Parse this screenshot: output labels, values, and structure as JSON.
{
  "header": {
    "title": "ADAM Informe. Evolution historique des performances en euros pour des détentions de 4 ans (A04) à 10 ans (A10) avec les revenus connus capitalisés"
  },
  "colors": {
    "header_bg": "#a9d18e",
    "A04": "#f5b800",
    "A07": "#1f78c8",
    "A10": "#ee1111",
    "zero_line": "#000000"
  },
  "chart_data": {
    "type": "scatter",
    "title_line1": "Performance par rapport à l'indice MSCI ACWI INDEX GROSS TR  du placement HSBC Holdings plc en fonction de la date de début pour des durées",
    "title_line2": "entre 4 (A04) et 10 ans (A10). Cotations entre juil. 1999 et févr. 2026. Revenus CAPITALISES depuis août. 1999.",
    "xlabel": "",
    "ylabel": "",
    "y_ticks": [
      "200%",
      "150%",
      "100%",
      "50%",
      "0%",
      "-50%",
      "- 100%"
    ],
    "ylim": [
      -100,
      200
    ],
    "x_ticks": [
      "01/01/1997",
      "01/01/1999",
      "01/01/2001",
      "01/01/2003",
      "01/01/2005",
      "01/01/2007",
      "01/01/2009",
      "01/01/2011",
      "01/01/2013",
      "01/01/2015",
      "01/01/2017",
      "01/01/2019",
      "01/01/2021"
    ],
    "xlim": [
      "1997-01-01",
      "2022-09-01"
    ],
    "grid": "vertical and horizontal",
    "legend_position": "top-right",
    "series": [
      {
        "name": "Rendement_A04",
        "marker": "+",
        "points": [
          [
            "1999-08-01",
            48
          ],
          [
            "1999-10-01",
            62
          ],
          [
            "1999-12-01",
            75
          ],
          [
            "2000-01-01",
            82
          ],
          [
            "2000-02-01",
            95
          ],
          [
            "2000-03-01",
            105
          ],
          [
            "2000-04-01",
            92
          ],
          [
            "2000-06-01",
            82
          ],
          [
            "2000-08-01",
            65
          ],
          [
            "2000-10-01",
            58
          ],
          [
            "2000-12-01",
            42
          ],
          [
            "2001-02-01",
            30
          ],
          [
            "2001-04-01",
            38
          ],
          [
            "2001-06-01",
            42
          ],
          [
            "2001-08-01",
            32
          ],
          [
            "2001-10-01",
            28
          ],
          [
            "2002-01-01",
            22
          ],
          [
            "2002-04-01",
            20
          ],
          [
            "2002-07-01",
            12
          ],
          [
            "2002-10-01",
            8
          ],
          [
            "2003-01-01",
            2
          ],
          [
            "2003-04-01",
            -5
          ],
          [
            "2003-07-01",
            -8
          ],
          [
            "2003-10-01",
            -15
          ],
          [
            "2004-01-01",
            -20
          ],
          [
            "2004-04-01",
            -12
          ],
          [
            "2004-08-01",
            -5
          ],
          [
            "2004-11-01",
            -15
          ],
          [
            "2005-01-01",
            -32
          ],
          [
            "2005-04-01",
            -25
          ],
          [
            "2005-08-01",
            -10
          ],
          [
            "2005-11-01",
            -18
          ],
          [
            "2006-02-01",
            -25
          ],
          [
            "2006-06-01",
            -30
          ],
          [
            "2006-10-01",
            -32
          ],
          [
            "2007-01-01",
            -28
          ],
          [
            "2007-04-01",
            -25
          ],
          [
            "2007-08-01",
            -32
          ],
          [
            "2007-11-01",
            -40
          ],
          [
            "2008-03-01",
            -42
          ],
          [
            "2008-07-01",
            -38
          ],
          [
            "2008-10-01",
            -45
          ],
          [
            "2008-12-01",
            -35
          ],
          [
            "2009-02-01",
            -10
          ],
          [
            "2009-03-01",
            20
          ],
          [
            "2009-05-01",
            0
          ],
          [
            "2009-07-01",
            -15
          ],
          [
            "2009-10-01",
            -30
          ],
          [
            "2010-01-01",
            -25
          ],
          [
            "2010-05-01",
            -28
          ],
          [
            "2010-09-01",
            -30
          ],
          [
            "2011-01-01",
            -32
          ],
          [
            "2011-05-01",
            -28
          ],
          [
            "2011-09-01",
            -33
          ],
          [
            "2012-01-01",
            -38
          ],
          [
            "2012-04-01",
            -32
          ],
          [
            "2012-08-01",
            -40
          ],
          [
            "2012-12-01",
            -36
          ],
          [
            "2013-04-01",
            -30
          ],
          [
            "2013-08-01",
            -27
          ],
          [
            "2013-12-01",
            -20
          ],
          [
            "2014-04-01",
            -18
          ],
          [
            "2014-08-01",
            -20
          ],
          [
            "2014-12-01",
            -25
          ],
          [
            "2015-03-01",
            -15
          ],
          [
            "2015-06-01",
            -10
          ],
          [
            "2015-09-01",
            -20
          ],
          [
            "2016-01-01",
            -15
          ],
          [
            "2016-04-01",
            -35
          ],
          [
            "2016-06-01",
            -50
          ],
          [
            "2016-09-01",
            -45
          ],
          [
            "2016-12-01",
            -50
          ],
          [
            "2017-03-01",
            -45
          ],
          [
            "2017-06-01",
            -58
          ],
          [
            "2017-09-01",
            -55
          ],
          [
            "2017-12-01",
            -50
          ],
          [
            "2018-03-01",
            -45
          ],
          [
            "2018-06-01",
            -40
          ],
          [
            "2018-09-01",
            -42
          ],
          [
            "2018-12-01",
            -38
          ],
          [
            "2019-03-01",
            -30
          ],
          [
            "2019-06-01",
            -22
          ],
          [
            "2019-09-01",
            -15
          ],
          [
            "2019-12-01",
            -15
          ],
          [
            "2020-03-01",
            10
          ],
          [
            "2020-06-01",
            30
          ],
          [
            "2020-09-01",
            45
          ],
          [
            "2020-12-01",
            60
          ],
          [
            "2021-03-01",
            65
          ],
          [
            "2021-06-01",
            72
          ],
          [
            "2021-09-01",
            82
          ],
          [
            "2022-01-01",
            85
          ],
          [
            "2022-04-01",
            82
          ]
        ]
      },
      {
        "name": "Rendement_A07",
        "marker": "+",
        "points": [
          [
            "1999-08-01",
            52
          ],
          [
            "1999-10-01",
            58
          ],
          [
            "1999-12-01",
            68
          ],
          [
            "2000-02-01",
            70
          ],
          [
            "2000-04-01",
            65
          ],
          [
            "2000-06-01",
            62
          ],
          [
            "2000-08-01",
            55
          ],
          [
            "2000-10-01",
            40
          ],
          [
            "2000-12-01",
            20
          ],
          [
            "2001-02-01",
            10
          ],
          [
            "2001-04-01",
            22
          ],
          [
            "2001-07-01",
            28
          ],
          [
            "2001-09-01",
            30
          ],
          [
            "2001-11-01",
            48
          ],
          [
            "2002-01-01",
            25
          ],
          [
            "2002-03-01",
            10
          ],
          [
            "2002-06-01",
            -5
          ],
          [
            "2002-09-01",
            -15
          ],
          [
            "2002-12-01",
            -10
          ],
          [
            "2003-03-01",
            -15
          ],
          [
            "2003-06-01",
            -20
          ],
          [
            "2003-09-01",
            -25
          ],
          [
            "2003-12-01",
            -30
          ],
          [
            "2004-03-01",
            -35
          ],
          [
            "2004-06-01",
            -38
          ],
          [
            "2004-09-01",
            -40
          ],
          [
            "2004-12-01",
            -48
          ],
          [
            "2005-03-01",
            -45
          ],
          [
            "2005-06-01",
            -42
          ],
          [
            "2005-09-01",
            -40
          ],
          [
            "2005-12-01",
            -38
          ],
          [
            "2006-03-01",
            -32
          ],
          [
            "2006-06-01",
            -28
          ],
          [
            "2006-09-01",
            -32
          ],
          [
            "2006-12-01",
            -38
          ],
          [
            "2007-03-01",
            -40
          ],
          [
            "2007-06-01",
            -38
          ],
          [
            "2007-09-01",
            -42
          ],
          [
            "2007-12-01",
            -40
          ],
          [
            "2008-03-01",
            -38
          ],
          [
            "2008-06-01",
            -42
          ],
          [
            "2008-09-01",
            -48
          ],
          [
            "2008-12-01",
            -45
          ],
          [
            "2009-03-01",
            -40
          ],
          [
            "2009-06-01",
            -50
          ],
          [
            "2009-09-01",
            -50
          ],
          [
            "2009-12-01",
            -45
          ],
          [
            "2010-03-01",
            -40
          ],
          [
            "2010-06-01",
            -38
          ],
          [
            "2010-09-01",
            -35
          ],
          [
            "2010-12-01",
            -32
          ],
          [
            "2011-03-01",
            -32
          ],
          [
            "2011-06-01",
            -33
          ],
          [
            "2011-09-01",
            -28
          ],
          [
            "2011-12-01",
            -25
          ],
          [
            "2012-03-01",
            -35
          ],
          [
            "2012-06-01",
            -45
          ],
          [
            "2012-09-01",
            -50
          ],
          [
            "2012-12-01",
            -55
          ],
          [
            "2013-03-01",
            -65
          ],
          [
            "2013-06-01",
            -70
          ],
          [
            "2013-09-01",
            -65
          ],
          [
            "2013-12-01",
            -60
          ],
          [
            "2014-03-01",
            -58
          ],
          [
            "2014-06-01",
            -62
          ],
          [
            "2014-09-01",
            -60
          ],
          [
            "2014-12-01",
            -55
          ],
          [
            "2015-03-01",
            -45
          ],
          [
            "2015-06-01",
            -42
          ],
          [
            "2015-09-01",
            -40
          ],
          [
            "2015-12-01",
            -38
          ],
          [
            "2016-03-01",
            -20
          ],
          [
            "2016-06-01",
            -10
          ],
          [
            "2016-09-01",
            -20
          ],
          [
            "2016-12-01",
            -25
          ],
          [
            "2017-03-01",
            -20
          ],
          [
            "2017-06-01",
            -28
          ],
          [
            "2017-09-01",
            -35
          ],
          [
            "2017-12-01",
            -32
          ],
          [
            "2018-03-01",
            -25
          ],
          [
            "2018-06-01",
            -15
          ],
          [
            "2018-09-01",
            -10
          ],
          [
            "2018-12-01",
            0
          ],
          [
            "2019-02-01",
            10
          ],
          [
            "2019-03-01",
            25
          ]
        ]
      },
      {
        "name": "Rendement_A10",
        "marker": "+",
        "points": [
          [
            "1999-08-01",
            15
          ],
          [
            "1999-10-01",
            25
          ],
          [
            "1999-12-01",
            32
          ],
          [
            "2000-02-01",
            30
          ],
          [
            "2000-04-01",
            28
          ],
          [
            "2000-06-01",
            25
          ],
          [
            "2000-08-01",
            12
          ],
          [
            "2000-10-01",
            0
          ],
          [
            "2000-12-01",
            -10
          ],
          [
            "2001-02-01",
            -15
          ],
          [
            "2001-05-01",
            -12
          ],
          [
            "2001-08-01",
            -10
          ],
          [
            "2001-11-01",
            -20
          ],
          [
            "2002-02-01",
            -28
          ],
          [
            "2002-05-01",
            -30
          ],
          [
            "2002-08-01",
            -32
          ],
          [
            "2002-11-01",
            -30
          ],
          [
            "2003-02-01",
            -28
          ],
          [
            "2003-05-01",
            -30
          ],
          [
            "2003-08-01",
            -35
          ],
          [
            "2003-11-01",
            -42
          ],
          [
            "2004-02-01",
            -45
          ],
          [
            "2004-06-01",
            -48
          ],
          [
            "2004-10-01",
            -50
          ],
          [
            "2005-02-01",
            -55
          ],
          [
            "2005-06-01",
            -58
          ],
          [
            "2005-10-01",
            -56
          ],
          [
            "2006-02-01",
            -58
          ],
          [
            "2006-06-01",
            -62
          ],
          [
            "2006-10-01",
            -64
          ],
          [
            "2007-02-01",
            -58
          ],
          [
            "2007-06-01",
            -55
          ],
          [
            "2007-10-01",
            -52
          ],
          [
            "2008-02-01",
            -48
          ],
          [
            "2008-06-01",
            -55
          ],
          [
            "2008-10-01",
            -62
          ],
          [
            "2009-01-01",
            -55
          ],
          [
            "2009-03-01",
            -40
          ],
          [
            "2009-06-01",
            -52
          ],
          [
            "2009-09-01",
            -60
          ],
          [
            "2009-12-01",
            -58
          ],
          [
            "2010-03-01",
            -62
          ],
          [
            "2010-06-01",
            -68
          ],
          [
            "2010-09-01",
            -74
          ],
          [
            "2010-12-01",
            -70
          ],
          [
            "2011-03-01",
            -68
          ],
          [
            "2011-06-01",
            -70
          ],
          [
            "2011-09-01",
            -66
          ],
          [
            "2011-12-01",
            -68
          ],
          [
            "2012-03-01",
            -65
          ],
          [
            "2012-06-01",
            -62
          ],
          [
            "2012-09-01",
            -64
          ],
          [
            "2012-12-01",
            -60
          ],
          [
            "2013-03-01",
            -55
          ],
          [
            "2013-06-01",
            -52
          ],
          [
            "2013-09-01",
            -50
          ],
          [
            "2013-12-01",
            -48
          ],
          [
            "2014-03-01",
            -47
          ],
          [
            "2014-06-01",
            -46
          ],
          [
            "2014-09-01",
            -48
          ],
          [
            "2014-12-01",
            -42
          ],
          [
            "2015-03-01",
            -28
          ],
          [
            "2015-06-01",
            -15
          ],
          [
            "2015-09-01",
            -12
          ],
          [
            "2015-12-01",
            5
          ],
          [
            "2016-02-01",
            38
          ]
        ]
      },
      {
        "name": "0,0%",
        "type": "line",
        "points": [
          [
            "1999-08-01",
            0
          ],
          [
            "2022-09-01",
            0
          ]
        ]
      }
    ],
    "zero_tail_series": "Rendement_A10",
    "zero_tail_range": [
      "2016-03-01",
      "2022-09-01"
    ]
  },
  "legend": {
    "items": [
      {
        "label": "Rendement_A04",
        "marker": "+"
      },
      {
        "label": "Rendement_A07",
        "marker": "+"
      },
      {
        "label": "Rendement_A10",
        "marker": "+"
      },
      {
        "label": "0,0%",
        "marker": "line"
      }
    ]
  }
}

++++++++

* EXERCISE BRIEF: How many lines of the records contain the string "name"? Respond with the number alone.

* OUTPUT: 4